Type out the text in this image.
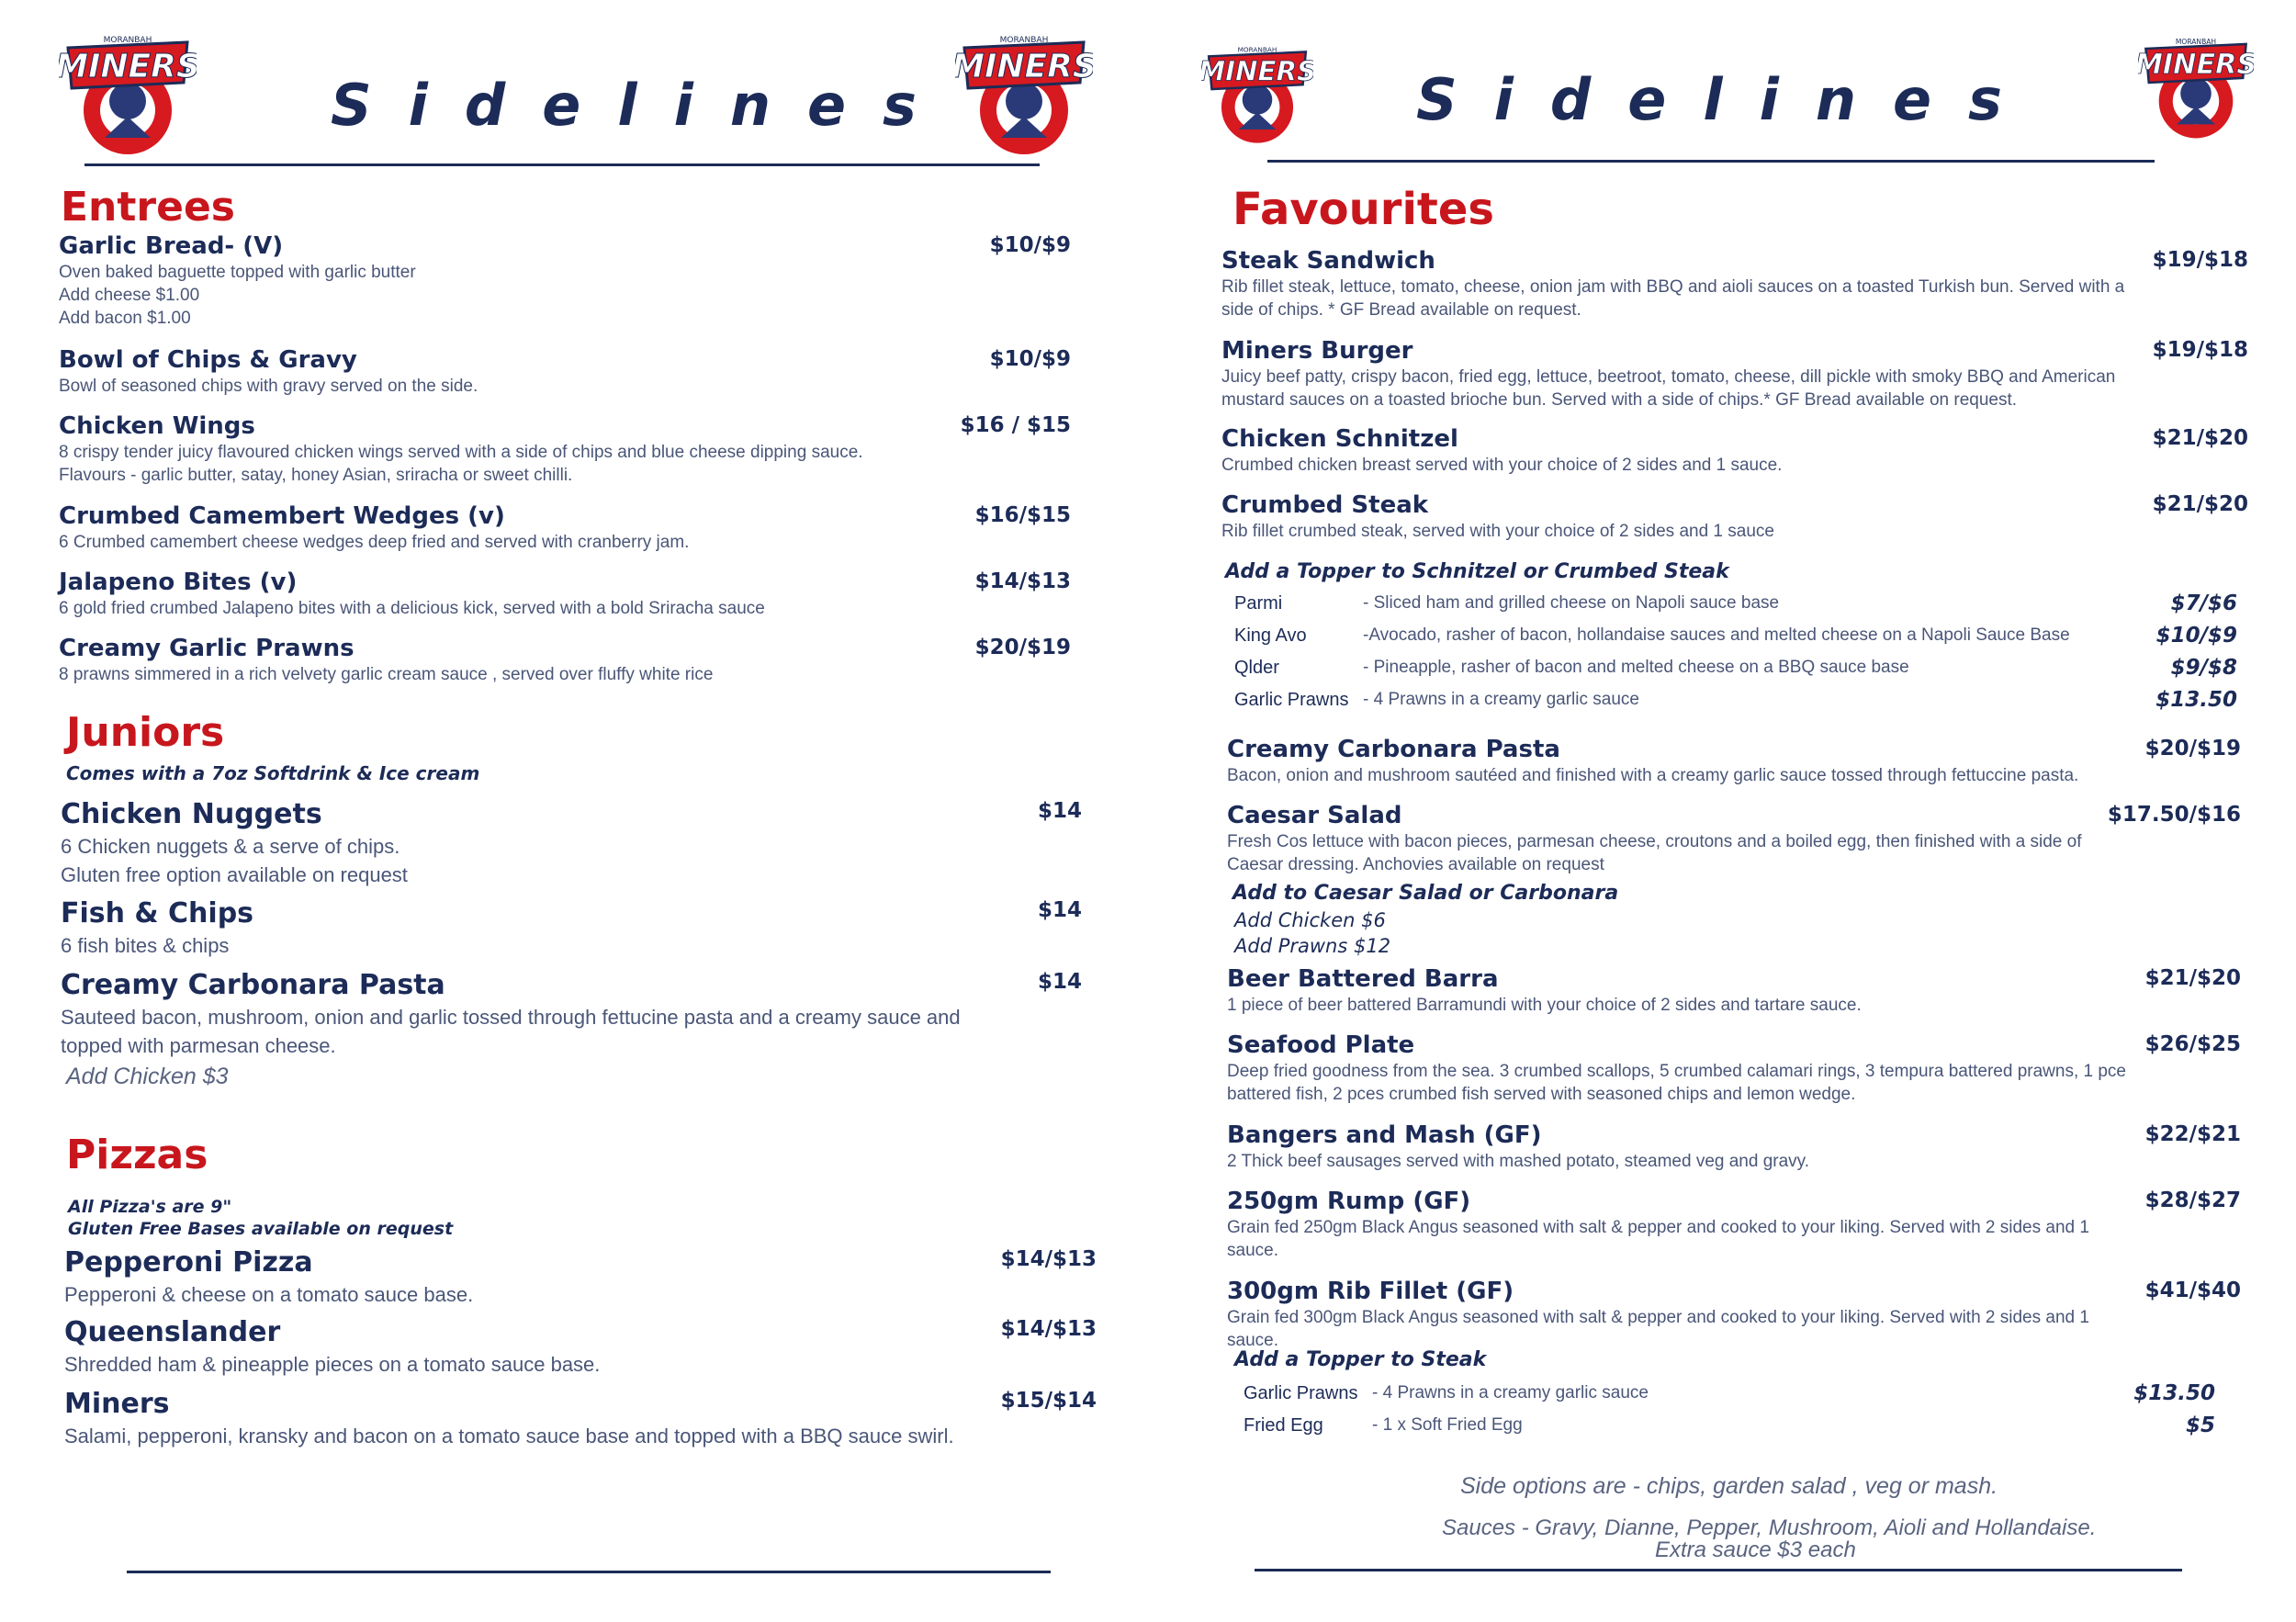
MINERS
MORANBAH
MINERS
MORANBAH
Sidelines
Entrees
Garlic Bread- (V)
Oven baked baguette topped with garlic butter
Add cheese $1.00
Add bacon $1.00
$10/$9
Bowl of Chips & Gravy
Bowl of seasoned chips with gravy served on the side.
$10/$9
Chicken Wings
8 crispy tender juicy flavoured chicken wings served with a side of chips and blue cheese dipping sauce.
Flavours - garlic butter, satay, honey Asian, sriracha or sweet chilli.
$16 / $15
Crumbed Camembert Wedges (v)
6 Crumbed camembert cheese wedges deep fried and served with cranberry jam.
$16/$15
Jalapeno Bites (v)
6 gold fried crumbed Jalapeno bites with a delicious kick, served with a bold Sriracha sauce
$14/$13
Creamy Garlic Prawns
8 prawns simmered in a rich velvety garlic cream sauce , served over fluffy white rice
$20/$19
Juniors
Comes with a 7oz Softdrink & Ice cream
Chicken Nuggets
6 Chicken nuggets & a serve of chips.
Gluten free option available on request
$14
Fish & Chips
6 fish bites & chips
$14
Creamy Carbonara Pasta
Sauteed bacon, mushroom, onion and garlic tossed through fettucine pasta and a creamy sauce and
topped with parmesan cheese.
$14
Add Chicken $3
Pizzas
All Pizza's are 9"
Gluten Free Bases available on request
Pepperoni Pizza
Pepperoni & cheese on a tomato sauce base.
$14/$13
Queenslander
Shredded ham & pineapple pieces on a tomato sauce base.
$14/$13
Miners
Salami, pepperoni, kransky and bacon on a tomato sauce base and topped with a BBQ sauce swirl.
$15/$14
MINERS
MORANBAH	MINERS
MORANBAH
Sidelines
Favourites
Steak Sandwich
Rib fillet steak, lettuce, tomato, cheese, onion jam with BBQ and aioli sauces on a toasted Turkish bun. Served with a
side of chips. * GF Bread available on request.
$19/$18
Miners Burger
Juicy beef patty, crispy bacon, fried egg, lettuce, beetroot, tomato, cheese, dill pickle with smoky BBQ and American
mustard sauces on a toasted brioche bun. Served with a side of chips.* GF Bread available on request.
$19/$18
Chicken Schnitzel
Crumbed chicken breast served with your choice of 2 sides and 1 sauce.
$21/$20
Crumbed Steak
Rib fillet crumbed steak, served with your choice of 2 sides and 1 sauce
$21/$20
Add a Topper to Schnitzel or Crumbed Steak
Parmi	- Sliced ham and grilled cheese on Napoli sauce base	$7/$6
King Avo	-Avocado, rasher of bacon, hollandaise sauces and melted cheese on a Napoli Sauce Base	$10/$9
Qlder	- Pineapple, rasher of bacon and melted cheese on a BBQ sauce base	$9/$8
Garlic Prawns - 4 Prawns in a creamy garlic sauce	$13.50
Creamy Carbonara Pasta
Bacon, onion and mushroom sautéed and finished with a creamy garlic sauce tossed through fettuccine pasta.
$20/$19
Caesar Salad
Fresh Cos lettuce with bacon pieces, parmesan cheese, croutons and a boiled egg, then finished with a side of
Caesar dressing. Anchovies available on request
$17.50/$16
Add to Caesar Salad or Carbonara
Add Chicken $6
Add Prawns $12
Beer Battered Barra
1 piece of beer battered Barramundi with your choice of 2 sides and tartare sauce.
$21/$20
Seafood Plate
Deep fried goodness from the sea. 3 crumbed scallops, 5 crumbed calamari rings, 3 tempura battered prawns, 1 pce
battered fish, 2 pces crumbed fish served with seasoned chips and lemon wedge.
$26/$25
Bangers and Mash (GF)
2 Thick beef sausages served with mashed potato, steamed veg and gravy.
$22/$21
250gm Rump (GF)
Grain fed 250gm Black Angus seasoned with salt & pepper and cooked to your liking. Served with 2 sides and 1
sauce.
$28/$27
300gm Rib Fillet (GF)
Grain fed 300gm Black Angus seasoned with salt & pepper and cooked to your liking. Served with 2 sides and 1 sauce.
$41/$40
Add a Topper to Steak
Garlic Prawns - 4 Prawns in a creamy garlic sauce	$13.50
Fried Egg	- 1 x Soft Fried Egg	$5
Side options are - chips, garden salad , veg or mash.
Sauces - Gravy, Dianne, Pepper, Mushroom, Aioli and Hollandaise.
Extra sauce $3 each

_Instruction_.
Output every entry word for word, but omit the pictures.

_Exercise response_.
Type out the text in this image.
MINERS
MORANBAH
MINERS
MORANBAH
Sidelines
Entrees
Garlic Bread- (V)
Oven baked baguette topped with garlic butter
Add cheese $1.00
Add bacon $1.00
$10/$9
Bowl of Chips & Gravy
Bowl of seasoned chips with gravy served on the side.
$10/$9
Chicken Wings
8 crispy tender juicy flavoured chicken wings served with a side of chips and blue cheese dipping sauce.
Flavours - garlic butter, satay, honey Asian, sriracha or sweet chilli.
$16 / $15
Crumbed Camembert Wedges (v)
6 Crumbed camembert cheese wedges deep fried and served with cranberry jam.
$16/$15
Jalapeno Bites (v)
6 gold fried crumbed Jalapeno bites with a delicious kick, served with a bold Sriracha sauce
$14/$13
Creamy Garlic Prawns
8 prawns simmered in a rich velvety garlic cream sauce , served over fluffy white rice
$20/$19
Juniors
Comes with a 7oz Softdrink & Ice cream
Chicken Nuggets
6 Chicken nuggets & a serve of chips.
Gluten free option available on request
$14
Fish & Chips
6 fish bites & chips
$14
Creamy Carbonara Pasta
Sauteed bacon, mushroom, onion and garlic tossed through fettucine pasta and a creamy sauce and
topped with parmesan cheese.
$14
Add Chicken $3
Pizzas
All Pizza's are 9"
Gluten Free Bases available on request
Pepperoni Pizza
Pepperoni & cheese on a tomato sauce base.
$14/$13
Queenslander
Shredded ham & pineapple pieces on a tomato sauce base.
$14/$13
Miners
Salami, pepperoni, kransky and bacon on a tomato sauce base and topped with a BBQ sauce swirl.
$15/$14
MINERS
MORANBAH	MINERS
MORANBAH
Sidelines
Favourites
Steak Sandwich
Rib fillet steak, lettuce, tomato, cheese, onion jam with BBQ and aioli sauces on a toasted Turkish bun. Served with a
side of chips. * GF Bread available on request.
$19/$18
Miners Burger
Juicy beef patty, crispy bacon, fried egg, lettuce, beetroot, tomato, cheese, dill pickle with smoky BBQ and American
mustard sauces on a toasted brioche bun. Served with a side of chips.* GF Bread available on request.
$19/$18
Chicken Schnitzel
Crumbed chicken breast served with your choice of 2 sides and 1 sauce.
$21/$20
Crumbed Steak
Rib fillet crumbed steak, served with your choice of 2 sides and 1 sauce
$21/$20
Add a Topper to Schnitzel or Crumbed Steak
Parmi	- Sliced ham and grilled cheese on Napoli sauce base	$7/$6
King Avo	-Avocado, rasher of bacon, hollandaise sauces and melted cheese on a Napoli Sauce Base	$10/$9
Qlder	- Pineapple, rasher of bacon and melted cheese on a BBQ sauce base	$9/$8
Garlic Prawns - 4 Prawns in a creamy garlic sauce	$13.50
Creamy Carbonara Pasta
Bacon, onion and mushroom sautéed and finished with a creamy garlic sauce tossed through fettuccine pasta.
$20/$19
Caesar Salad
Fresh Cos lettuce with bacon pieces, parmesan cheese, croutons and a boiled egg, then finished with a side of
Caesar dressing. Anchovies available on request
$17.50/$16
Add to Caesar Salad or Carbonara
Add Chicken $6
Add Prawns $12
Beer Battered Barra
1 piece of beer battered Barramundi with your choice of 2 sides and tartare sauce.
$21/$20
Seafood Plate
Deep fried goodness from the sea. 3 crumbed scallops, 5 crumbed calamari rings, 3 tempura battered prawns, 1 pce
battered fish, 2 pces crumbed fish served with seasoned chips and lemon wedge.
$26/$25
Bangers and Mash (GF)
2 Thick beef sausages served with mashed potato, steamed veg and gravy.
$22/$21
250gm Rump (GF)
Grain fed 250gm Black Angus seasoned with salt & pepper and cooked to your liking. Served with 2 sides and 1
sauce.
$28/$27
300gm Rib Fillet (GF)
Grain fed 300gm Black Angus seasoned with salt & pepper and cooked to your liking. Served with 2 sides and 1 sauce.
$41/$40
Add a Topper to Steak
Garlic Prawns - 4 Prawns in a creamy garlic sauce	$13.50
Fried Egg	- 1 x Soft Fried Egg	$5
Side options are - chips, garden salad , veg or mash.
Sauces - Gravy, Dianne, Pepper, Mushroom, Aioli and Hollandaise.
Extra sauce $3 each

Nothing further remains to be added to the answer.